Copy all lines below exactly as written. Leave pictures out.

........

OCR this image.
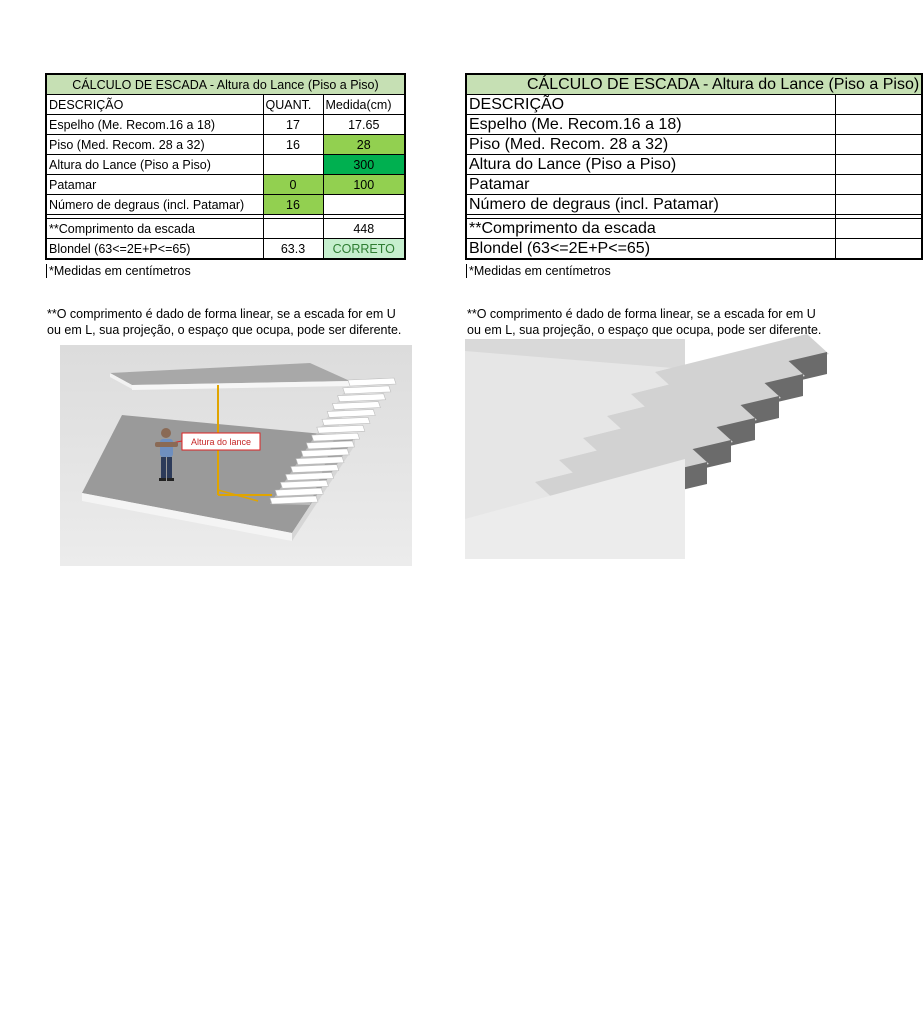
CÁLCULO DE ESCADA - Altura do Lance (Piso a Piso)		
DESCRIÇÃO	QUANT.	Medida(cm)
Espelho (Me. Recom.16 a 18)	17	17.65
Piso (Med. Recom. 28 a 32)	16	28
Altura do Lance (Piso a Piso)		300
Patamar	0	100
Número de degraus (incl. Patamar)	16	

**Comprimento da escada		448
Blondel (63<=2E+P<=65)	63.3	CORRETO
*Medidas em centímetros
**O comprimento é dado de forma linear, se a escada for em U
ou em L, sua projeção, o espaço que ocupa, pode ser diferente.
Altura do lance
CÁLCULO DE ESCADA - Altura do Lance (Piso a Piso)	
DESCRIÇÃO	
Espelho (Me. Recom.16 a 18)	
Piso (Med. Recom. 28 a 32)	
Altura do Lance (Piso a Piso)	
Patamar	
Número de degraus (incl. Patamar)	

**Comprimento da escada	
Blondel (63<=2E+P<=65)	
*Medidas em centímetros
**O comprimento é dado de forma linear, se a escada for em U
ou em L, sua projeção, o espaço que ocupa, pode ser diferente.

........

Final result:
OCR this image.
CÁLCULO DE ESCADA - Altura do Lance (Piso a Piso)		
DESCRIÇÃO	QUANT.	Medida(cm)
Espelho (Me. Recom.16 a 18)	17	17.65
Piso (Med. Recom. 28 a 32)	16	28
Altura do Lance (Piso a Piso)		300
Patamar	0	100
Número de degraus (incl. Patamar)	16	

**Comprimento da escada		448
Blondel (63<=2E+P<=65)	63.3	CORRETO
*Medidas em centímetros
**O comprimento é dado de forma linear, se a escada for em U
ou em L, sua projeção, o espaço que ocupa, pode ser diferente.
Altura do lance
CÁLCULO DE ESCADA - Altura do Lance (Piso a Piso)	
DESCRIÇÃO	
Espelho (Me. Recom.16 a 18)	
Piso (Med. Recom. 28 a 32)	
Altura do Lance (Piso a Piso)	
Patamar	
Número de degraus (incl. Patamar)	

**Comprimento da escada	
Blondel (63<=2E+P<=65)	
*Medidas em centímetros
**O comprimento é dado de forma linear, se a escada for em U
ou em L, sua projeção, o espaço que ocupa, pode ser diferente.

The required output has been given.